### THE REQUEST
Every line below should be copied exactly; drop the pictures.

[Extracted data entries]
<<<<

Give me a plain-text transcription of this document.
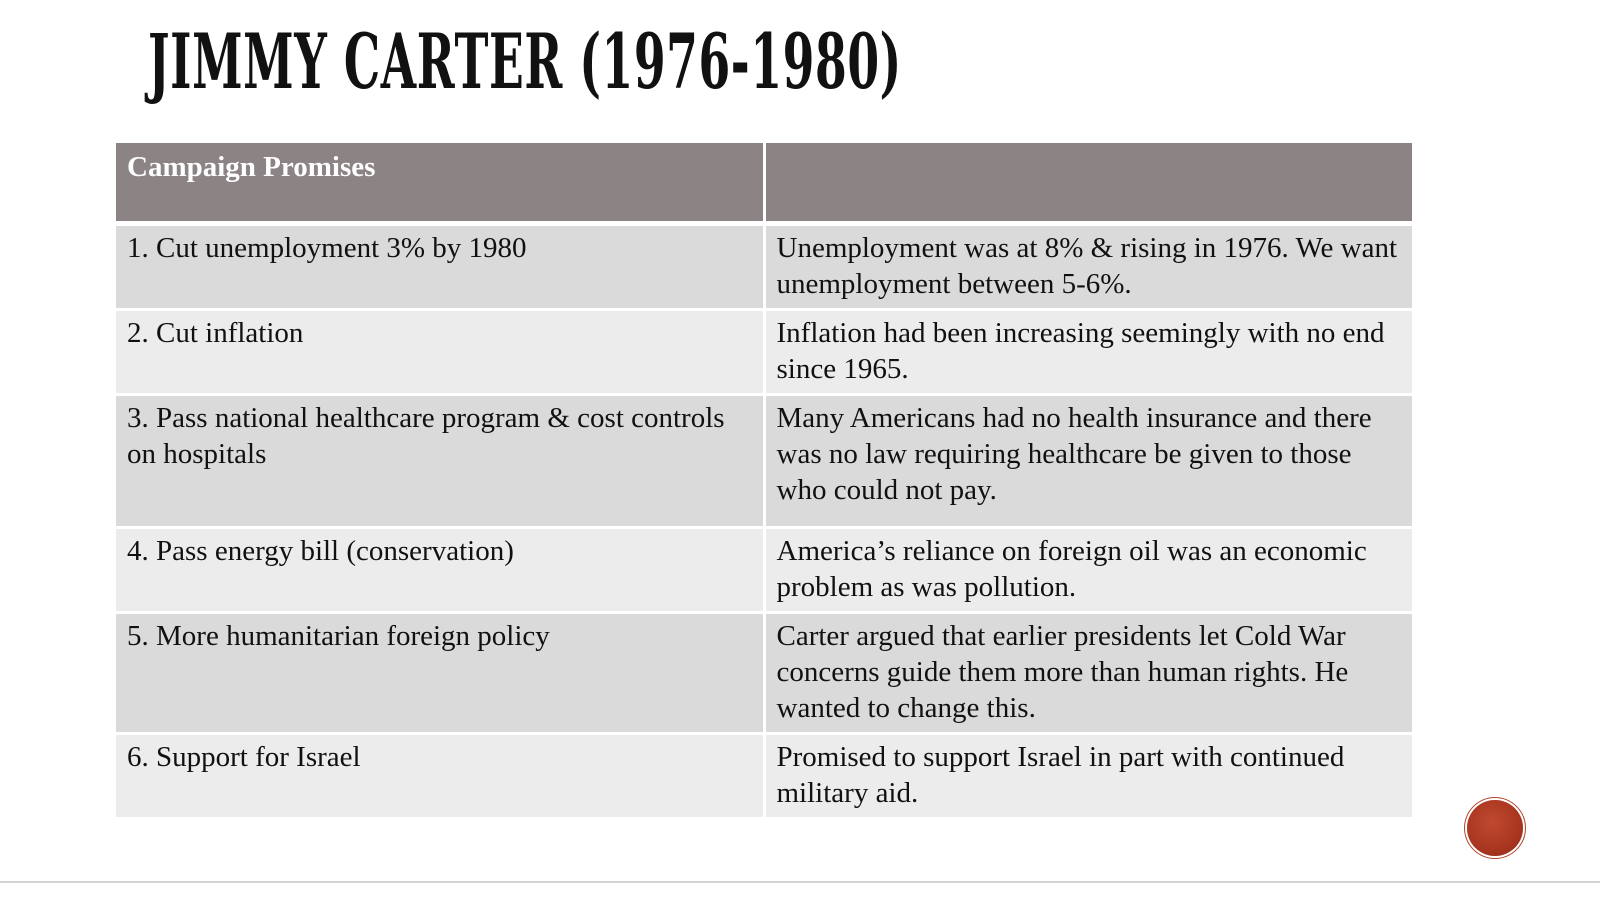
JIMMY CARTER (1976-1980)
Campaign Promises	
1. Cut unemployment 3% by 1980	Unemployment was at 8% & rising in 1976. We want unemployment between 5-6%.
2. Cut inflation	Inflation had been increasing seemingly with no end since 1965.
3. Pass national healthcare program & cost controls on hospitals	Many Americans had no health insurance and there was no law requiring healthcare be given to those who could not pay.
4. Pass energy bill (conservation)	America’s reliance on foreign oil was an economic problem as was pollution.
5. More humanitarian foreign policy	Carter argued that earlier presidents let Cold War concerns guide them more than human rights. He wanted to change this.
6. Support for Israel	Promised to support Israel in part with continued military aid.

>>>>

### FINAL RESULT
Give me a plain-text transcription of this document.
JIMMY CARTER (1976-1980)
Campaign Promises	
1. Cut unemployment 3% by 1980	Unemployment was at 8% & rising in 1976. We want unemployment between 5-6%.
2. Cut inflation	Inflation had been increasing seemingly with no end since 1965.
3. Pass national healthcare program & cost controls on hospitals	Many Americans had no health insurance and there was no law requiring healthcare be given to those who could not pay.
4. Pass energy bill (conservation)	America’s reliance on foreign oil was an economic problem as was pollution.
5. More humanitarian foreign policy	Carter argued that earlier presidents let Cold War concerns guide them more than human rights. He wanted to change this.
6. Support for Israel	Promised to support Israel in part with continued military aid.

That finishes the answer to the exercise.